(Dataset items)
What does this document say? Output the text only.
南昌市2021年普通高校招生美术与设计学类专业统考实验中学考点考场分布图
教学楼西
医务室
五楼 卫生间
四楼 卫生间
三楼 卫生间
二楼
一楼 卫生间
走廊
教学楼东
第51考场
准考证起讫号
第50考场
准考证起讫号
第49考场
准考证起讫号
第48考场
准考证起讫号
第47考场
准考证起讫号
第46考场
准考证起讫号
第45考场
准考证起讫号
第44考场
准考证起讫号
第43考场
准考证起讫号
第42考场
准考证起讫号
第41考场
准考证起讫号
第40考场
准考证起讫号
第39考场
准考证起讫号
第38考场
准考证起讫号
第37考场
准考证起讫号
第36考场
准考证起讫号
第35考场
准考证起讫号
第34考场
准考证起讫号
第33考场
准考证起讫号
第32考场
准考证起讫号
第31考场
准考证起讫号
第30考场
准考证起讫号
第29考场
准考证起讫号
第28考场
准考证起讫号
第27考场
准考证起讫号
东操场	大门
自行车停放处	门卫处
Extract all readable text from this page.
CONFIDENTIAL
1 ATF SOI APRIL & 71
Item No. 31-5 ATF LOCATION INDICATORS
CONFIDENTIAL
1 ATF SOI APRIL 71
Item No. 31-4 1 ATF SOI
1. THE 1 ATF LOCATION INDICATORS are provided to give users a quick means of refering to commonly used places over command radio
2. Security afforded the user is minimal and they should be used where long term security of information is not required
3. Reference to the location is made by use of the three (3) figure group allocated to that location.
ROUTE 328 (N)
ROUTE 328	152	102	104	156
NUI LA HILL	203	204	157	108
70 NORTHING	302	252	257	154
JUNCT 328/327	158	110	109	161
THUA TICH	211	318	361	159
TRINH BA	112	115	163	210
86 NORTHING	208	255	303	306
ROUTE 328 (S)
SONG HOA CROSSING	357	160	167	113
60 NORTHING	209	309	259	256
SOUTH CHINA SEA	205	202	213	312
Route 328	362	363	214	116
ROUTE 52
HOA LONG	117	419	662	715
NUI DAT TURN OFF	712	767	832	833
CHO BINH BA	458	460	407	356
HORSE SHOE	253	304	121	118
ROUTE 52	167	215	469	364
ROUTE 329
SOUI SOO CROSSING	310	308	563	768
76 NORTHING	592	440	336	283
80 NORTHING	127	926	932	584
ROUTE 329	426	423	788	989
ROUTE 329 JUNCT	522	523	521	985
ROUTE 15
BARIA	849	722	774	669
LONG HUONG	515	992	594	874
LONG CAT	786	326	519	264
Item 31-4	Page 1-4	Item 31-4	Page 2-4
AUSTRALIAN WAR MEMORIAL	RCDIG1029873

▶ [What you should do]
Your task is to quote the listing above word for word.

▶ [Answer below]
What does this document say? Output the text only.
南昌市2021年普通高校招生美术与设计学类专业统考实验中学考点考场分布图
教学楼西
医务室
五楼 卫生间
四楼 卫生间
三楼 卫生间
二楼
一楼 卫生间
走廊
教学楼东
第51考场
准考证起讫号
第50考场
准考证起讫号
第49考场
准考证起讫号
第48考场
准考证起讫号
第47考场
准考证起讫号
第46考场
准考证起讫号
第45考场
准考证起讫号
第44考场
准考证起讫号
第43考场
准考证起讫号
第42考场
准考证起讫号
第41考场
准考证起讫号
第40考场
准考证起讫号
第39考场
准考证起讫号
第38考场
准考证起讫号
第37考场
准考证起讫号
第36考场
准考证起讫号
第35考场
准考证起讫号
第34考场
准考证起讫号
第33考场
准考证起讫号
第32考场
准考证起讫号
第31考场
准考证起讫号
第30考场
准考证起讫号
第29考场
准考证起讫号
第28考场
准考证起讫号
第27考场
准考证起讫号
东操场	大门
自行车停放处	门卫处
Extract all readable text from this page.
CONFIDENTIAL
1 ATF SOI APRIL & 71
Item No. 31-5 ATF LOCATION INDICATORS
CONFIDENTIAL
1 ATF SOI APRIL 71
Item No. 31-4 1 ATF SOI
1. THE 1 ATF LOCATION INDICATORS are provided to give users a quick means of refering to commonly used places over command radio
2. Security afforded the user is minimal and they should be used where long term security of information is not required
3. Reference to the location is made by use of the three (3) figure group allocated to that location.
ROUTE 328 (N)
ROUTE 328	152	102	104	156
NUI LA HILL	203	204	157	108
70 NORTHING	302	252	257	154
JUNCT 328/327	158	110	109	161
THUA TICH	211	318	361	159
TRINH BA	112	115	163	210
86 NORTHING	208	255	303	306
ROUTE 328 (S)
SONG HOA CROSSING	357	160	167	113
60 NORTHING	209	309	259	256
SOUTH CHINA SEA	205	202	213	312
Route 328	362	363	214	116
ROUTE 52
HOA LONG	117	419	662	715
NUI DAT TURN OFF	712	767	832	833
CHO BINH BA	458	460	407	356
HORSE SHOE	253	304	121	118
ROUTE 52	167	215	469	364
ROUTE 329
SOUI SOO CROSSING	310	308	563	768
76 NORTHING	592	440	336	283
80 NORTHING	127	926	932	584
ROUTE 329	426	423	788	989
ROUTE 329 JUNCT	522	523	521	985
ROUTE 15
BARIA	849	722	774	669
LONG HUONG	515	992	594	874
LONG CAT	786	326	519	264
Item 31-4	Page 1-4	Item 31-4	Page 2-4
AUSTRALIAN WAR MEMORIAL	RCDIG1029873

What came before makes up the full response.